▶ **YOUR TASK**: Please copy all the lines that follow, word for word.

··· MATERIAL ···

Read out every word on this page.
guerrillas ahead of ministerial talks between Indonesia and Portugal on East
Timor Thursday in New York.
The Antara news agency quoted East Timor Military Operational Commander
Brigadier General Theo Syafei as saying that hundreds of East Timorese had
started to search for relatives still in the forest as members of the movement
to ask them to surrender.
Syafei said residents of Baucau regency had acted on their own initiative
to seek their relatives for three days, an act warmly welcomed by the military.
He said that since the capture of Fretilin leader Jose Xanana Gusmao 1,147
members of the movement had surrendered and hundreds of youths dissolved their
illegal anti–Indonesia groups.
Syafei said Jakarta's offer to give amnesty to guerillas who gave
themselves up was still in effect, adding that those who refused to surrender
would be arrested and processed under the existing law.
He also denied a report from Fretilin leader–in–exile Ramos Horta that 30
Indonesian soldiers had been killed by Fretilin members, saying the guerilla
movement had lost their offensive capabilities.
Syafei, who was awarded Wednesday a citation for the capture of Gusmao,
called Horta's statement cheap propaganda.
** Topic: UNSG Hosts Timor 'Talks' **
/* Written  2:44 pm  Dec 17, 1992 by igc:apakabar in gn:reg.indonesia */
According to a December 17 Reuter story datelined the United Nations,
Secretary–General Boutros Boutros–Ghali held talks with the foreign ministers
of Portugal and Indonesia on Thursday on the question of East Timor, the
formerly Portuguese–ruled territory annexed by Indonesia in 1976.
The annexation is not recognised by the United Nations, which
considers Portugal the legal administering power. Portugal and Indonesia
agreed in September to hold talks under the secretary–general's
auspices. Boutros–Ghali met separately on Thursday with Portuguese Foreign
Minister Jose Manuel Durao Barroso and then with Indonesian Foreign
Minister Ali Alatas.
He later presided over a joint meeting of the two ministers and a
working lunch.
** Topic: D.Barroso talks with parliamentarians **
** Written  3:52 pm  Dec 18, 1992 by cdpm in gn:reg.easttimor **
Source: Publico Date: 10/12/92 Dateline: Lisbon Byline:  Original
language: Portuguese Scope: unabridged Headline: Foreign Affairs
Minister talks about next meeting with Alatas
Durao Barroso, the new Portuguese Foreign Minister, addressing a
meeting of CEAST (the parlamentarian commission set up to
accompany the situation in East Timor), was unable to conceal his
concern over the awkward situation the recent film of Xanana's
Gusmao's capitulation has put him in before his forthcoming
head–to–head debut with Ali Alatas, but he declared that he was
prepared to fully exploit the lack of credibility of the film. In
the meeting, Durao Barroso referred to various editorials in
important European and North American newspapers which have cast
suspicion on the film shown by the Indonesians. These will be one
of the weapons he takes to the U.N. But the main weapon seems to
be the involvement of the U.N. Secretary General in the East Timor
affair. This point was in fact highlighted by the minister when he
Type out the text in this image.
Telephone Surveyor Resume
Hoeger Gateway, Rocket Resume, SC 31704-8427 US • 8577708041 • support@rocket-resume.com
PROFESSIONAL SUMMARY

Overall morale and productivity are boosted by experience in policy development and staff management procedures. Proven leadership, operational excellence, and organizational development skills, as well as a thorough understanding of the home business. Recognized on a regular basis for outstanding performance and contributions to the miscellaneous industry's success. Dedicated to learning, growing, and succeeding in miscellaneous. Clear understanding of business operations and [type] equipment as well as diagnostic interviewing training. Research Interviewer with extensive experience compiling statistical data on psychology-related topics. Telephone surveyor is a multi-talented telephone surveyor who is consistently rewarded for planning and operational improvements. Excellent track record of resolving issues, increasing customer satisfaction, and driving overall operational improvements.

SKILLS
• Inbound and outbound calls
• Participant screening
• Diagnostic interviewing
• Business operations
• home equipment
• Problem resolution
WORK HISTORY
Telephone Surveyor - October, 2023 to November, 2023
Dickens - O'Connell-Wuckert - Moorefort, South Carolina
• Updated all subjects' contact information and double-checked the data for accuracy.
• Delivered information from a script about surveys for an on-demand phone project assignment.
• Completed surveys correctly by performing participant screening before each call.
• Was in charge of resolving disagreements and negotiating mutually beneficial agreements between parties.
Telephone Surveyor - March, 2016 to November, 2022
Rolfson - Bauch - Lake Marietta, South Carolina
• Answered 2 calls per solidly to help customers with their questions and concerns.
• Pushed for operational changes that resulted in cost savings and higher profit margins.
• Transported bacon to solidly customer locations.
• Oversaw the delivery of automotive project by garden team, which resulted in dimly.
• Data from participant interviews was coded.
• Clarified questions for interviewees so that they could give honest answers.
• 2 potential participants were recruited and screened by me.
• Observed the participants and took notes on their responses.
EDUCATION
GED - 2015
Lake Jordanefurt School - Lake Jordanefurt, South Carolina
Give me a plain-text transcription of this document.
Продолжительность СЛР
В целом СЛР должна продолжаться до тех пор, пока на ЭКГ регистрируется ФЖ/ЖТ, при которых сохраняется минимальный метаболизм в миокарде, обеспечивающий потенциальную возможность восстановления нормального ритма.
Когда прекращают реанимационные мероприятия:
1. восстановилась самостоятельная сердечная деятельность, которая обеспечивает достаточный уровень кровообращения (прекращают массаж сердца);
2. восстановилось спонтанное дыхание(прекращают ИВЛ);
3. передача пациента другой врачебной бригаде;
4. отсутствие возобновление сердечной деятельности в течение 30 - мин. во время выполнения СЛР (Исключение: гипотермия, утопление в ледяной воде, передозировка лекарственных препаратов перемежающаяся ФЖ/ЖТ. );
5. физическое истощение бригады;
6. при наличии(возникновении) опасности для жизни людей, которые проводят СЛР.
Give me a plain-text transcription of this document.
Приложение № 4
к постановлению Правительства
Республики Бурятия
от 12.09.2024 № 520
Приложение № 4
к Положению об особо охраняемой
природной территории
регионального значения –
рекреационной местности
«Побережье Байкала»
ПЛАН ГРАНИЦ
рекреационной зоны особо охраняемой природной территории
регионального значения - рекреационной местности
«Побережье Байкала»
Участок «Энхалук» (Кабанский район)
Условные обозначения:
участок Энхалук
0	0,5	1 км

···

▶ **SOLVED PROBLEM**:
Read out every word on this page.
guerrillas ahead of ministerial talks between Indonesia and Portugal on East
Timor Thursday in New York.
The Antara news agency quoted East Timor Military Operational Commander
Brigadier General Theo Syafei as saying that hundreds of East Timorese had
started to search for relatives still in the forest as members of the movement
to ask them to surrender.
Syafei said residents of Baucau regency had acted on their own initiative
to seek their relatives for three days, an act warmly welcomed by the military.
He said that since the capture of Fretilin leader Jose Xanana Gusmao 1,147
members of the movement had surrendered and hundreds of youths dissolved their
illegal anti–Indonesia groups.
Syafei said Jakarta's offer to give amnesty to guerillas who gave
themselves up was still in effect, adding that those who refused to surrender
would be arrested and processed under the existing law.
He also denied a report from Fretilin leader–in–exile Ramos Horta that 30
Indonesian soldiers had been killed by Fretilin members, saying the guerilla
movement had lost their offensive capabilities.
Syafei, who was awarded Wednesday a citation for the capture of Gusmao,
called Horta's statement cheap propaganda.
** Topic: UNSG Hosts Timor 'Talks' **
/* Written  2:44 pm  Dec 17, 1992 by igc:apakabar in gn:reg.indonesia */
According to a December 17 Reuter story datelined the United Nations,
Secretary–General Boutros Boutros–Ghali held talks with the foreign ministers
of Portugal and Indonesia on Thursday on the question of East Timor, the
formerly Portuguese–ruled territory annexed by Indonesia in 1976.
The annexation is not recognised by the United Nations, which
considers Portugal the legal administering power. Portugal and Indonesia
agreed in September to hold talks under the secretary–general's
auspices. Boutros–Ghali met separately on Thursday with Portuguese Foreign
Minister Jose Manuel Durao Barroso and then with Indonesian Foreign
Minister Ali Alatas.
He later presided over a joint meeting of the two ministers and a
working lunch.
** Topic: D.Barroso talks with parliamentarians **
** Written  3:52 pm  Dec 18, 1992 by cdpm in gn:reg.easttimor **
Source: Publico Date: 10/12/92 Dateline: Lisbon Byline:  Original
language: Portuguese Scope: unabridged Headline: Foreign Affairs
Minister talks about next meeting with Alatas
Durao Barroso, the new Portuguese Foreign Minister, addressing a
meeting of CEAST (the parlamentarian commission set up to
accompany the situation in East Timor), was unable to conceal his
concern over the awkward situation the recent film of Xanana's
Gusmao's capitulation has put him in before his forthcoming
head–to–head debut with Ali Alatas, but he declared that he was
prepared to fully exploit the lack of credibility of the film. In
the meeting, Durao Barroso referred to various editorials in
important European and North American newspapers which have cast
suspicion on the film shown by the Indonesians. These will be one
of the weapons he takes to the U.N. But the main weapon seems to
be the involvement of the U.N. Secretary General in the East Timor
affair. This point was in fact highlighted by the minister when he
Type out the text in this image.
Telephone Surveyor Resume
Hoeger Gateway, Rocket Resume, SC 31704-8427 US • 8577708041 • support@rocket-resume.com
PROFESSIONAL SUMMARY

Overall morale and productivity are boosted by experience in policy development and staff management procedures. Proven leadership, operational excellence, and organizational development skills, as well as a thorough understanding of the home business. Recognized on a regular basis for outstanding performance and contributions to the miscellaneous industry's success. Dedicated to learning, growing, and succeeding in miscellaneous. Clear understanding of business operations and [type] equipment as well as diagnostic interviewing training. Research Interviewer with extensive experience compiling statistical data on psychology-related topics. Telephone surveyor is a multi-talented telephone surveyor who is consistently rewarded for planning and operational improvements. Excellent track record of resolving issues, increasing customer satisfaction, and driving overall operational improvements.

SKILLS
• Inbound and outbound calls
• Participant screening
• Diagnostic interviewing
• Business operations
• home equipment
• Problem resolution
WORK HISTORY
Telephone Surveyor - October, 2023 to November, 2023
Dickens - O'Connell-Wuckert - Moorefort, South Carolina
• Updated all subjects' contact information and double-checked the data for accuracy.
• Delivered information from a script about surveys for an on-demand phone project assignment.
• Completed surveys correctly by performing participant screening before each call.
• Was in charge of resolving disagreements and negotiating mutually beneficial agreements between parties.
Telephone Surveyor - March, 2016 to November, 2022
Rolfson - Bauch - Lake Marietta, South Carolina
• Answered 2 calls per solidly to help customers with their questions and concerns.
• Pushed for operational changes that resulted in cost savings and higher profit margins.
• Transported bacon to solidly customer locations.
• Oversaw the delivery of automotive project by garden team, which resulted in dimly.
• Data from participant interviews was coded.
• Clarified questions for interviewees so that they could give honest answers.
• 2 potential participants were recruited and screened by me.
• Observed the participants and took notes on their responses.
EDUCATION
GED - 2015
Lake Jordanefurt School - Lake Jordanefurt, South Carolina
Give me a plain-text transcription of this document.
Продолжительность СЛР
В целом СЛР должна продолжаться до тех пор, пока на ЭКГ регистрируется ФЖ/ЖТ, при которых сохраняется минимальный метаболизм в миокарде, обеспечивающий потенциальную возможность восстановления нормального ритма.
Когда прекращают реанимационные мероприятия:
1. восстановилась самостоятельная сердечная деятельность, которая обеспечивает достаточный уровень кровообращения (прекращают массаж сердца);
2. восстановилось спонтанное дыхание(прекращают ИВЛ);
3. передача пациента другой врачебной бригаде;
4. отсутствие возобновление сердечной деятельности в течение 30 - мин. во время выполнения СЛР (Исключение: гипотермия, утопление в ледяной воде, передозировка лекарственных препаратов перемежающаяся ФЖ/ЖТ. );
5. физическое истощение бригады;
6. при наличии(возникновении) опасности для жизни людей, которые проводят СЛР.
Give me a plain-text transcription of this document.
Приложение № 4
к постановлению Правительства
Республики Бурятия
от 12.09.2024 № 520
Приложение № 4
к Положению об особо охраняемой
природной территории
регионального значения –
рекреационной местности
«Побережье Байкала»
ПЛАН ГРАНИЦ
рекреационной зоны особо охраняемой природной территории
регионального значения - рекреационной местности
«Побережье Байкала»
Участок «Энхалук» (Кабанский район)
Условные обозначения:
участок Энхалук
0	0,5	1 км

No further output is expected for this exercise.